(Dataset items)
○ ○ ○ ○

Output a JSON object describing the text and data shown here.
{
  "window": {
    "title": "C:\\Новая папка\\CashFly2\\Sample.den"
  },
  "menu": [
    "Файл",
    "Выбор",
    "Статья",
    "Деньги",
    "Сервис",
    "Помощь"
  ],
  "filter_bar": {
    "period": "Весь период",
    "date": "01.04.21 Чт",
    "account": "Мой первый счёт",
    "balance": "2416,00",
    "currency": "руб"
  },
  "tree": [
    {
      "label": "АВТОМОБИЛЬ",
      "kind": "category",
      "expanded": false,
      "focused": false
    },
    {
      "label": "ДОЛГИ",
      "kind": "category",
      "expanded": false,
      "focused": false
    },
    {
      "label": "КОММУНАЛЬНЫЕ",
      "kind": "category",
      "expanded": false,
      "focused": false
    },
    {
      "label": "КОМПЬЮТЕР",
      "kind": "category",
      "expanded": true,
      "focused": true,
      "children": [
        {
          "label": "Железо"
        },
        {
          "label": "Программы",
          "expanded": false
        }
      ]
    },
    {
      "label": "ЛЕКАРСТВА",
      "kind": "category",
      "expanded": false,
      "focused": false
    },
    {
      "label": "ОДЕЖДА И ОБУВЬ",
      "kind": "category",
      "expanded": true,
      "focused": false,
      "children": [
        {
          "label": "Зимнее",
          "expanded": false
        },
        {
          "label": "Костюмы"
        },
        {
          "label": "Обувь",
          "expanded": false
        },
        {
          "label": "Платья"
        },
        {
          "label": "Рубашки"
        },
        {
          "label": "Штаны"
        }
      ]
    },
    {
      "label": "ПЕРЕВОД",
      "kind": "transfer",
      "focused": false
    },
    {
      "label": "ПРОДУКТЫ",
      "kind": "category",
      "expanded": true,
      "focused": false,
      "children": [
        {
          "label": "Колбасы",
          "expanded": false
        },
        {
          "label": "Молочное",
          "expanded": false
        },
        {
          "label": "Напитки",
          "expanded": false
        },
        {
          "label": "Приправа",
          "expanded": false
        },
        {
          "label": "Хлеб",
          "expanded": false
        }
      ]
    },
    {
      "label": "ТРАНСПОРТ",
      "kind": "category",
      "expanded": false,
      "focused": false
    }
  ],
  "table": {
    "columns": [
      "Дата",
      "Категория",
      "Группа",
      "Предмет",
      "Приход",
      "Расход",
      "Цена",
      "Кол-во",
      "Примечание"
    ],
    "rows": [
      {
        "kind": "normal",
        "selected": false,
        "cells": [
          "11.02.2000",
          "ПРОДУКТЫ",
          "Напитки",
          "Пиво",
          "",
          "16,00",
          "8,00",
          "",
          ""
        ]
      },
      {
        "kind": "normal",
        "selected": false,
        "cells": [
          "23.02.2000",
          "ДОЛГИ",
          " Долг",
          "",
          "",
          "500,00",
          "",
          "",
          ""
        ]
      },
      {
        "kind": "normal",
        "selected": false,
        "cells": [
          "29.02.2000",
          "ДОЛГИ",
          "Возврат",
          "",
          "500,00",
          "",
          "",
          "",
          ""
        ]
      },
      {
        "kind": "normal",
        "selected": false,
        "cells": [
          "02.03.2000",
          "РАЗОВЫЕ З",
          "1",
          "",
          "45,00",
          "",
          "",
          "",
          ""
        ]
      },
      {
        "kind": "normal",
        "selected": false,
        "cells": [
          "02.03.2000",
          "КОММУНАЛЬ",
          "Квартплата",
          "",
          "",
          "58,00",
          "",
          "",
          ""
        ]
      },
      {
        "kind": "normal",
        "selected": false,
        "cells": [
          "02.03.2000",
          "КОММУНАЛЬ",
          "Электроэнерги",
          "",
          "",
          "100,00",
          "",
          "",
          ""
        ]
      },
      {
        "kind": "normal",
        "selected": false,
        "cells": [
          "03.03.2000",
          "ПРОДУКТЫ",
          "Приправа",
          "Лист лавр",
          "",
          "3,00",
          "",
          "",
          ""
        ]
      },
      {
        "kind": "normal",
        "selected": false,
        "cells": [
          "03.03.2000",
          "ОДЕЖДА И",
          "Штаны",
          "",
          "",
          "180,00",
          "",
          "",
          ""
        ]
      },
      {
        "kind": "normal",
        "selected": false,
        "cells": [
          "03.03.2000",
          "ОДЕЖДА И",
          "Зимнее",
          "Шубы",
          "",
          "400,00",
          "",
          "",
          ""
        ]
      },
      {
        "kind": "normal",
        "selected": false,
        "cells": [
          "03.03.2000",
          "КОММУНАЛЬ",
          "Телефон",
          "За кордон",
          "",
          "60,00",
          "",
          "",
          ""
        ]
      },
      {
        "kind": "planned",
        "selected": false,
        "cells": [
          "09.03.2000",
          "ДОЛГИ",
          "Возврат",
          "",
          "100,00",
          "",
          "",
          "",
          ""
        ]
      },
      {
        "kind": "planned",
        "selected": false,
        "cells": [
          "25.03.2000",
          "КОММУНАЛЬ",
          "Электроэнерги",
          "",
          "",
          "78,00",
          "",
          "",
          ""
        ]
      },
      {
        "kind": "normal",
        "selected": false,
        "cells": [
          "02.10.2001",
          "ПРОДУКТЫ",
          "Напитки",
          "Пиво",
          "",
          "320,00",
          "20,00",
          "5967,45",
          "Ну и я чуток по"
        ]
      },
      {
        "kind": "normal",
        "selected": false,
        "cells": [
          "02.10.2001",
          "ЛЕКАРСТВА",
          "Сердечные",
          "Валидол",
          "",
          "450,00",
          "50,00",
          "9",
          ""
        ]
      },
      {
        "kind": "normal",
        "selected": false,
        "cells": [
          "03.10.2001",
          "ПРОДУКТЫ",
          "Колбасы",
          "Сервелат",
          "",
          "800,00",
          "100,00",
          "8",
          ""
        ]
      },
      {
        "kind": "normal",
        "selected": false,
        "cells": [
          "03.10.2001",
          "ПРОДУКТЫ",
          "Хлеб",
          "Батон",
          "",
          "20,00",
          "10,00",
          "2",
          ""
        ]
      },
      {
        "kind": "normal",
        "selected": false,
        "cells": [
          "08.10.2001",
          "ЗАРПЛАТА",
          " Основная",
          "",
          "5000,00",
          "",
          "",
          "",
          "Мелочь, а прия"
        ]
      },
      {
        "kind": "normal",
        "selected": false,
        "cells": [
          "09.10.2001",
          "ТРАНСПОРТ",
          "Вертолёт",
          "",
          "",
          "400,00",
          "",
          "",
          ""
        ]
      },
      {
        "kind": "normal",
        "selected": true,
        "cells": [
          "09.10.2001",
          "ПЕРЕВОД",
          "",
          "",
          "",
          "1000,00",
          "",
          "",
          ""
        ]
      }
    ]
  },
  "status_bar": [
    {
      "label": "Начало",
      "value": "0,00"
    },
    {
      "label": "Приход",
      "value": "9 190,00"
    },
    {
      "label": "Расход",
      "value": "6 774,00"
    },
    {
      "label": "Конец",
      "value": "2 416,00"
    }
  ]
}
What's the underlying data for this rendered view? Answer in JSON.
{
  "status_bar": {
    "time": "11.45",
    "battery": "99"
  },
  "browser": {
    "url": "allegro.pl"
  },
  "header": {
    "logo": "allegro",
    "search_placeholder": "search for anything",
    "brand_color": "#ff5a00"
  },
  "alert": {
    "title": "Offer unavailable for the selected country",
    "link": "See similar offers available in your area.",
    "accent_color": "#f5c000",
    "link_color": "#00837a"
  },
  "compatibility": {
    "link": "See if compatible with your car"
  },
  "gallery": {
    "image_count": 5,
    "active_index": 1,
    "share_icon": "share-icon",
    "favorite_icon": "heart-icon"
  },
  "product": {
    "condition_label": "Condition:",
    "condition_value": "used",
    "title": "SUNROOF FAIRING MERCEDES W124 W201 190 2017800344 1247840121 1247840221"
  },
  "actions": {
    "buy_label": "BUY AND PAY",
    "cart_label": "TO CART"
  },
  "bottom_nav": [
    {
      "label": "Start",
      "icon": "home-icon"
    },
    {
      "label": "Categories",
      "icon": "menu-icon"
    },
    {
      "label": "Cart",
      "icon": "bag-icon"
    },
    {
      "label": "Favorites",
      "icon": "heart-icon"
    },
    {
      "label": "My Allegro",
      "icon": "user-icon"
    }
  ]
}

○ ○ ○ ○

Report how many lines contain "JSON". Give nothing but the number.

2